------ Given records

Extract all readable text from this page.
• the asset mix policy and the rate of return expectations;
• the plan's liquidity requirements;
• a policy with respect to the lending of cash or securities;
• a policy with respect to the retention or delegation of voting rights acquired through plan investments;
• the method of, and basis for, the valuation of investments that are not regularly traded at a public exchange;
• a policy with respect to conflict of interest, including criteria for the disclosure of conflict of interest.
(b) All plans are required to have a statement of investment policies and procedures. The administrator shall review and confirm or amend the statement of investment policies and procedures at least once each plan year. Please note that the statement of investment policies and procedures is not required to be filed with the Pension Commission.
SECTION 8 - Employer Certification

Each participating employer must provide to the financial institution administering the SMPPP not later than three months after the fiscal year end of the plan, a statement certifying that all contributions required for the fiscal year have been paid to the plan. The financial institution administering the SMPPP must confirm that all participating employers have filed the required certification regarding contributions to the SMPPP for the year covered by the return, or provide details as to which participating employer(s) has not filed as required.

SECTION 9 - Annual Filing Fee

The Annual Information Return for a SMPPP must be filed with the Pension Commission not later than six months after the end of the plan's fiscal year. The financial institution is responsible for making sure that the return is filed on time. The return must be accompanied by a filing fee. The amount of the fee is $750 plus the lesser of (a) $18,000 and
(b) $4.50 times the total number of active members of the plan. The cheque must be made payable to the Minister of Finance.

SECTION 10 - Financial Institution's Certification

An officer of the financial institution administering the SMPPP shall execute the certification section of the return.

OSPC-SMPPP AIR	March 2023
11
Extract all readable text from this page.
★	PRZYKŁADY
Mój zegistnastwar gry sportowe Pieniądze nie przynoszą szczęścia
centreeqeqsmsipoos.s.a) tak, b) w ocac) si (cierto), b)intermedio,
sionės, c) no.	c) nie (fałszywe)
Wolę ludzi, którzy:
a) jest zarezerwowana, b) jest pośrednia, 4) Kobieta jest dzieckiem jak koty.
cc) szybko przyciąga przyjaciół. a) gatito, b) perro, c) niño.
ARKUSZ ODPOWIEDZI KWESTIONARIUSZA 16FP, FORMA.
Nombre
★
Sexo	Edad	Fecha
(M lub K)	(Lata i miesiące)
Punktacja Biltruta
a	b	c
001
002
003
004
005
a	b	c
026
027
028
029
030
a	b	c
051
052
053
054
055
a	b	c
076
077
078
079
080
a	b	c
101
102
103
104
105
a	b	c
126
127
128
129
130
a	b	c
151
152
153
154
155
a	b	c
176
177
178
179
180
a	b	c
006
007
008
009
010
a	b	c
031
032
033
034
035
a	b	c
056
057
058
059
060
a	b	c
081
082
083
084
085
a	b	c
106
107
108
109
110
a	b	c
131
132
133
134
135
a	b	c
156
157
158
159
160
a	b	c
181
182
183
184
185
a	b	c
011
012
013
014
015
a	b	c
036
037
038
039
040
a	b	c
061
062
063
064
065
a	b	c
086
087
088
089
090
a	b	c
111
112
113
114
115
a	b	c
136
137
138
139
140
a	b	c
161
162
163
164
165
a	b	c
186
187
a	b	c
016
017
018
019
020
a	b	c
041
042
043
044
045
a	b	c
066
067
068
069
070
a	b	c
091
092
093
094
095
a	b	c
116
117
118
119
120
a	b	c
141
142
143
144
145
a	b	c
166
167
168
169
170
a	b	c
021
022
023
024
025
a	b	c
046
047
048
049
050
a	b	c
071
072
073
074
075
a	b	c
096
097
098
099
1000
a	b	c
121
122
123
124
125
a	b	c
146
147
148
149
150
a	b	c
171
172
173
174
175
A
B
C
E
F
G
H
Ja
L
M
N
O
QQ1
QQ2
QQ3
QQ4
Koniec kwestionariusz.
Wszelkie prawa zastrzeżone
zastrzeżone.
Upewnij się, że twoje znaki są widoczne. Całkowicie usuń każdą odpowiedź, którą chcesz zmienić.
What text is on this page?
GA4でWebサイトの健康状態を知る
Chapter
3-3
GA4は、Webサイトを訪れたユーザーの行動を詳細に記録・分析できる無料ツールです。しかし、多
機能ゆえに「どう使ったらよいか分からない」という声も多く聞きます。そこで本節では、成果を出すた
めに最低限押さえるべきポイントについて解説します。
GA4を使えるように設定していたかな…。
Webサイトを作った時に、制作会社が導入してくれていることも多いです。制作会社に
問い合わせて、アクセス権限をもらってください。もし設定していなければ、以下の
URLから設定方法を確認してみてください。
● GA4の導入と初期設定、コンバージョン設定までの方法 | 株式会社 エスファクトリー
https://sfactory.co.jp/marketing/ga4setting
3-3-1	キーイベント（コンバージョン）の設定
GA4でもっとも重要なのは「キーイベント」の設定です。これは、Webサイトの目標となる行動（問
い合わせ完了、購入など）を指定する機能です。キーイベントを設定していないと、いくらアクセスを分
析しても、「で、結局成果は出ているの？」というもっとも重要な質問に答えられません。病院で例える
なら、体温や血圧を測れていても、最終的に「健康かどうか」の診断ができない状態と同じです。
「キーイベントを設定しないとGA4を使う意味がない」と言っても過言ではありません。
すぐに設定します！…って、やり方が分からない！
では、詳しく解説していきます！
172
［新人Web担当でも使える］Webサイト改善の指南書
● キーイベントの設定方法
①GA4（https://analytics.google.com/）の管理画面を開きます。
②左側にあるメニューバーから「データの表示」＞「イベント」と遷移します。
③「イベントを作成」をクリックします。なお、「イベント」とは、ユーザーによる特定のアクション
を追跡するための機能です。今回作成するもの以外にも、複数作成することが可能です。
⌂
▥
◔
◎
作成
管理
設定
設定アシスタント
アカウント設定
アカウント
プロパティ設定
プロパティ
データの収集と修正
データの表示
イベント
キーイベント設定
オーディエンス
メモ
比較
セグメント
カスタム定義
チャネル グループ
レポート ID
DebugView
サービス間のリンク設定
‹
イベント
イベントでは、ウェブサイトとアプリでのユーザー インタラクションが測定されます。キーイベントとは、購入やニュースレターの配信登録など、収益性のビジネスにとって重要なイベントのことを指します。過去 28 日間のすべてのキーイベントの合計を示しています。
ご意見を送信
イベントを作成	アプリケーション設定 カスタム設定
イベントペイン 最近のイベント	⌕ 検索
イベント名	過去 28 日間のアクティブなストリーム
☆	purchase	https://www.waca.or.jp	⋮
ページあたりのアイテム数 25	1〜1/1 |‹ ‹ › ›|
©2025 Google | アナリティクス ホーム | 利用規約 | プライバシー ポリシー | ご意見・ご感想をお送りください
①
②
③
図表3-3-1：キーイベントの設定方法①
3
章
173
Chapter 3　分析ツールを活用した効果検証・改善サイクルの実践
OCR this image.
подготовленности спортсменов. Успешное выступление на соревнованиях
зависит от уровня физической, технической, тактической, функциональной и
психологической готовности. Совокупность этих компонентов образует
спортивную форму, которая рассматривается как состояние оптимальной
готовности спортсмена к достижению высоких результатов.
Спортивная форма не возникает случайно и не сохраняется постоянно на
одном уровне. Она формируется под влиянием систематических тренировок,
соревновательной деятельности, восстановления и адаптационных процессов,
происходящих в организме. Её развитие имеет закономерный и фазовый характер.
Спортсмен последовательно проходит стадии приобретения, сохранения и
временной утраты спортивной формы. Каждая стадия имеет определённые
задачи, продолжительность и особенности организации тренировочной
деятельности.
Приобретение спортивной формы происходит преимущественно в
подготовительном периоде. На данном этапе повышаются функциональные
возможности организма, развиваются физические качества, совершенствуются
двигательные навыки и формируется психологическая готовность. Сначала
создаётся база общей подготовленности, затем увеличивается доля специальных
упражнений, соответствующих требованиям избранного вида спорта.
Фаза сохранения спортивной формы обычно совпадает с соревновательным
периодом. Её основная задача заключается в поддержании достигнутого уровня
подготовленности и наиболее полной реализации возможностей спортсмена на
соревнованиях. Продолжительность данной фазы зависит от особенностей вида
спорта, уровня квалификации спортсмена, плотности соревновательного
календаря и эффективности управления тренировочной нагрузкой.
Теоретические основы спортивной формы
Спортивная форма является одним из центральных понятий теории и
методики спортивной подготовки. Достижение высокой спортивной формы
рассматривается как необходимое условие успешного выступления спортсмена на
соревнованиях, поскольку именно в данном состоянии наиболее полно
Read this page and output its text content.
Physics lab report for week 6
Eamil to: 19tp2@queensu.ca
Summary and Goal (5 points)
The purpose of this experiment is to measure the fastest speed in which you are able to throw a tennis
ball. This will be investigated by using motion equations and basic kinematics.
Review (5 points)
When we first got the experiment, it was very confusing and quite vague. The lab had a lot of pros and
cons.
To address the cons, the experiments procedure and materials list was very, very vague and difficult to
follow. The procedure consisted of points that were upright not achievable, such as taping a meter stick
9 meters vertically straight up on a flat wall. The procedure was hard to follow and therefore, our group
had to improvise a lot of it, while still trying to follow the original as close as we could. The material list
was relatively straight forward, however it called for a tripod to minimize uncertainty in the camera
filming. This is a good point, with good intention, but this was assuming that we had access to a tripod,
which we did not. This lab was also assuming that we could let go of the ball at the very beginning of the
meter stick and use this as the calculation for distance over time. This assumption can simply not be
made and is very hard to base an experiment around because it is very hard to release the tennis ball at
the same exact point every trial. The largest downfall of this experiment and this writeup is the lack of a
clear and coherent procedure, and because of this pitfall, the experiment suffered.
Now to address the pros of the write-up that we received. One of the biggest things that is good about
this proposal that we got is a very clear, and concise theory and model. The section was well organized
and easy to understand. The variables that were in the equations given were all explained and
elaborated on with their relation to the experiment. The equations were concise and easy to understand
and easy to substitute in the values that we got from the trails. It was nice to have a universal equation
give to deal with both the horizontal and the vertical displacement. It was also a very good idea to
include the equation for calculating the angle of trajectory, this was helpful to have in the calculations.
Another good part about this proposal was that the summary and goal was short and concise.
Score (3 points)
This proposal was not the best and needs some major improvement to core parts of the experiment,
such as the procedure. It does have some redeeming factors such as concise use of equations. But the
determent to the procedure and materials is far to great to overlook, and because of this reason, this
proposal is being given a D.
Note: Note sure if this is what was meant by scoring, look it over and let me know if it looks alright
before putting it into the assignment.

------------

- Problem
Search the entries for the word "text" and pick out every line that holds it.

- Answer in full
Extract all readable text from this page.
Extract all readable text from this page.
What text is on this page?
Read this page and output its text content.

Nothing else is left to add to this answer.